§ **SET EXERCISE**
Return the records that follow unaltered. Omit every picture.

§ **EXTRACTED RECORDS**

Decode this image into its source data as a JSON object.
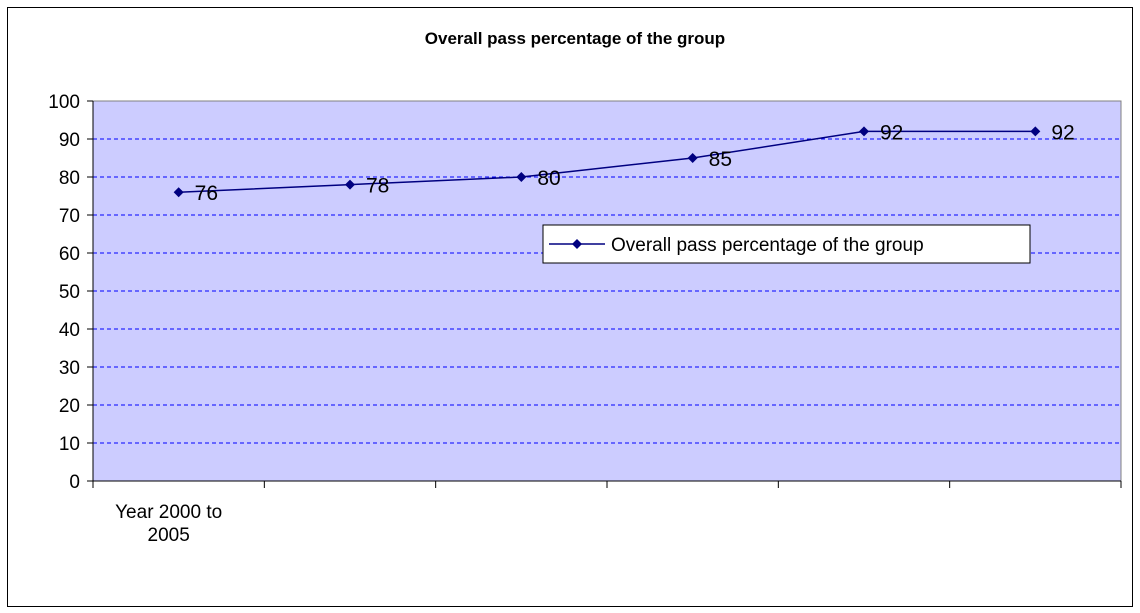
{
  "chart_data": {
    "type": "line",
    "title": "Overall pass percentage of the group",
    "x_category_label": [
      "Year 2000 to",
      "2005"
    ],
    "x": [
      1,
      2,
      3,
      4,
      5,
      6
    ],
    "series": [
      {
        "name": "Overall pass percentage of the group",
        "values": [
          76,
          78,
          80,
          85,
          92,
          92
        ],
        "color": "#000080"
      }
    ],
    "ylim": [
      0,
      100
    ],
    "y_ticks": [
      0,
      10,
      20,
      30,
      40,
      50,
      60,
      70,
      80,
      90,
      100
    ],
    "grid": "horizontal dashed",
    "legend_position": "right-middle",
    "plot_background": "#CCCCFF",
    "gridline_color": "#0000FF"
  }
}
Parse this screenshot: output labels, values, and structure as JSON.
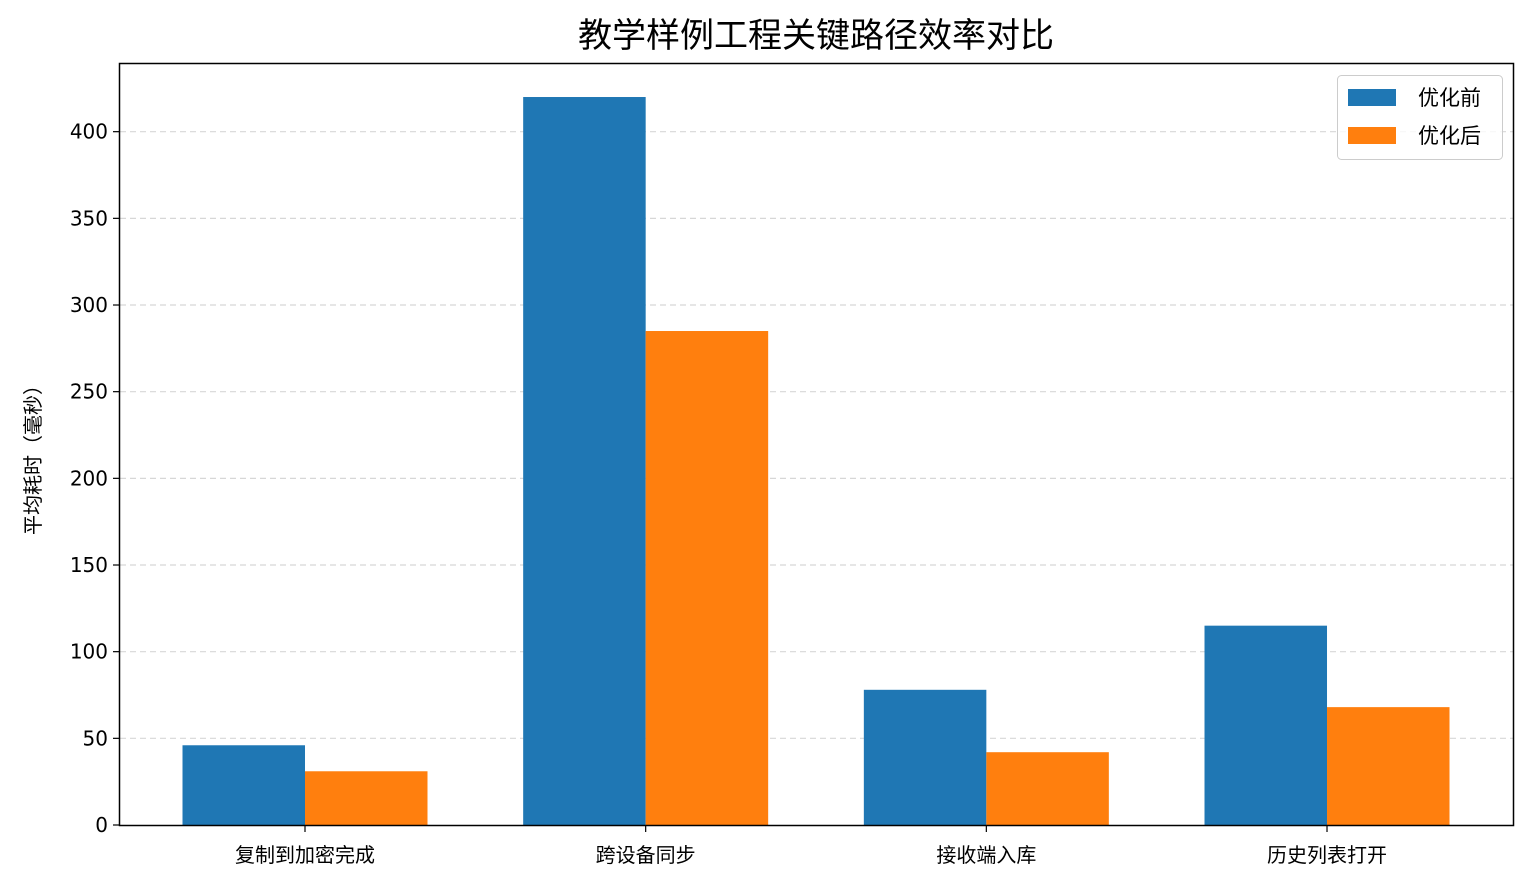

§ **RESPONSE BELOW**
Decode this image into its source data as a JSON object.
{
  "chart_data": {
    "type": "line",
    "title": "Overall pass percentage of the group",
    "x_category_label": [
      "Year 2000 to",
      "2005"
    ],
    "x": [
      1,
      2,
      3,
      4,
      5,
      6
    ],
    "series": [
      {
        "name": "Overall pass percentage of the group",
        "values": [
          76,
          78,
          80,
          85,
          92,
          92
        ],
        "color": "#000080"
      }
    ],
    "ylim": [
      0,
      100
    ],
    "y_ticks": [
      0,
      10,
      20,
      30,
      40,
      50,
      60,
      70,
      80,
      90,
      100
    ],
    "grid": "horizontal dashed",
    "legend_position": "right-middle",
    "plot_background": "#CCCCFF",
    "gridline_color": "#0000FF"
  }
}
Parse this screenshot: output labels, values, and structure as JSON.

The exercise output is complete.